- Entries shown:

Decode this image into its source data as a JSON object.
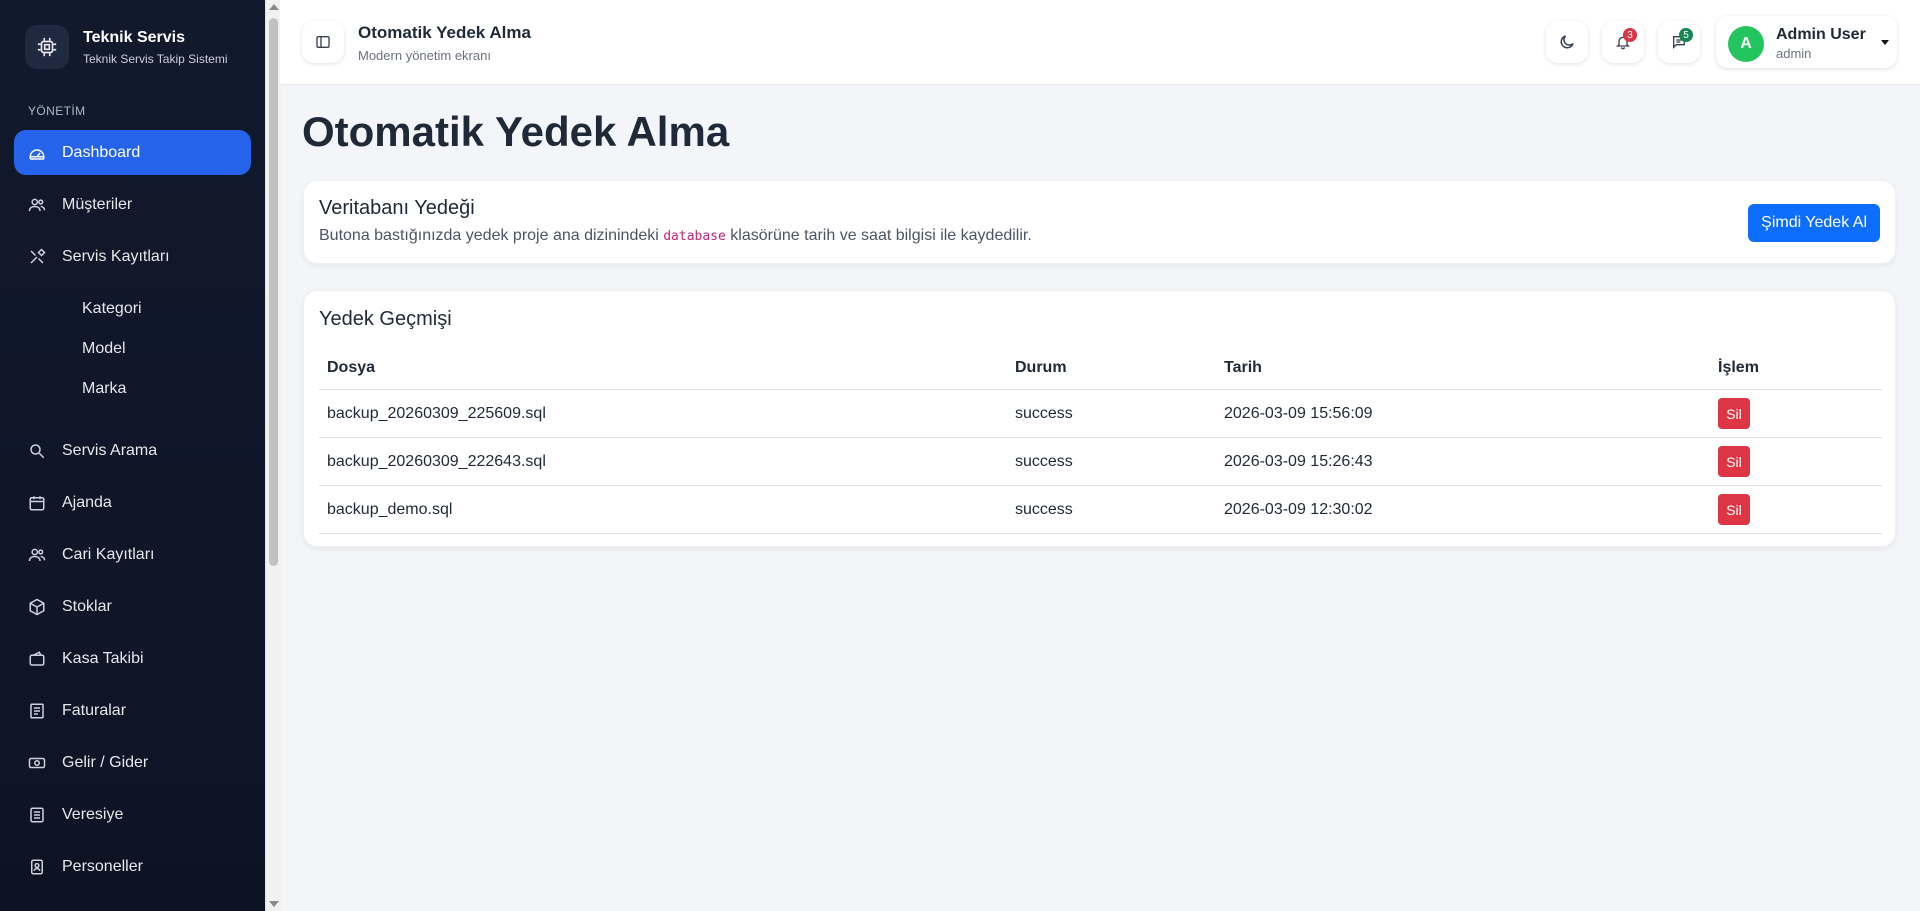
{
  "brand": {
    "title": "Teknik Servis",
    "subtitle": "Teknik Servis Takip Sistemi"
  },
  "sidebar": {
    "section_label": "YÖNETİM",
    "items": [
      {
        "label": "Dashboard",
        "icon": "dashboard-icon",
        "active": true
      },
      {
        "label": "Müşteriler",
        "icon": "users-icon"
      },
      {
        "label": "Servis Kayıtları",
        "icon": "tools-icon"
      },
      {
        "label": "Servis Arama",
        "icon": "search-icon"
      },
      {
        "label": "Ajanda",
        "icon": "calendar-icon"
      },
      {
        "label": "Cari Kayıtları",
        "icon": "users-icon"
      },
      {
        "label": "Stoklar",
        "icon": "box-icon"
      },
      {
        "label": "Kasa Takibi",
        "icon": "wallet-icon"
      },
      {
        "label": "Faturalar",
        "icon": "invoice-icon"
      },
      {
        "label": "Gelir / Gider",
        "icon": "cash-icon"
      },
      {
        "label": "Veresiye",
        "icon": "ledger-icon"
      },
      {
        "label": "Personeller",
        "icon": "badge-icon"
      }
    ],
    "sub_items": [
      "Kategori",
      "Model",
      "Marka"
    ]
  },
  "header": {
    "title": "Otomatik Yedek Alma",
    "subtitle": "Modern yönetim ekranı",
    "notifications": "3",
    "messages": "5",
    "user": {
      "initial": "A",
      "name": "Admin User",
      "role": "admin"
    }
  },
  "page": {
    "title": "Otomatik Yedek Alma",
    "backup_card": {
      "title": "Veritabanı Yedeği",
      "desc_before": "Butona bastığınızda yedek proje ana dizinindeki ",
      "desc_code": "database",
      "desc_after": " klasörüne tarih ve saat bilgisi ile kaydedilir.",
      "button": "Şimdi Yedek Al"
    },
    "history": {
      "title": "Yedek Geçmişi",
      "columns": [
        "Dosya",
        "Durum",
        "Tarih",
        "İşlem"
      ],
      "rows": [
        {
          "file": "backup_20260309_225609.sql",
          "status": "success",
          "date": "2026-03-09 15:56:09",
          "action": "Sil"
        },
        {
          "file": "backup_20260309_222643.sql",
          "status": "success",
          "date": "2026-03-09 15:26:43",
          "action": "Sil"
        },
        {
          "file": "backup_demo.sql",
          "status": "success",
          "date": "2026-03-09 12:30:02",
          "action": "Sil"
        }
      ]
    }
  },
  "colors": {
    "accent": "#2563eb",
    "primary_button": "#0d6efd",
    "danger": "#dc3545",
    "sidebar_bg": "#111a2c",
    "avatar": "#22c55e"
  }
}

- Task to carry out: All lines holding the word "Teknik" should be picked out and copied.

- In response:
    "title": "Teknik Servis",
    "subtitle": "Teknik Servis Takip Sistemi"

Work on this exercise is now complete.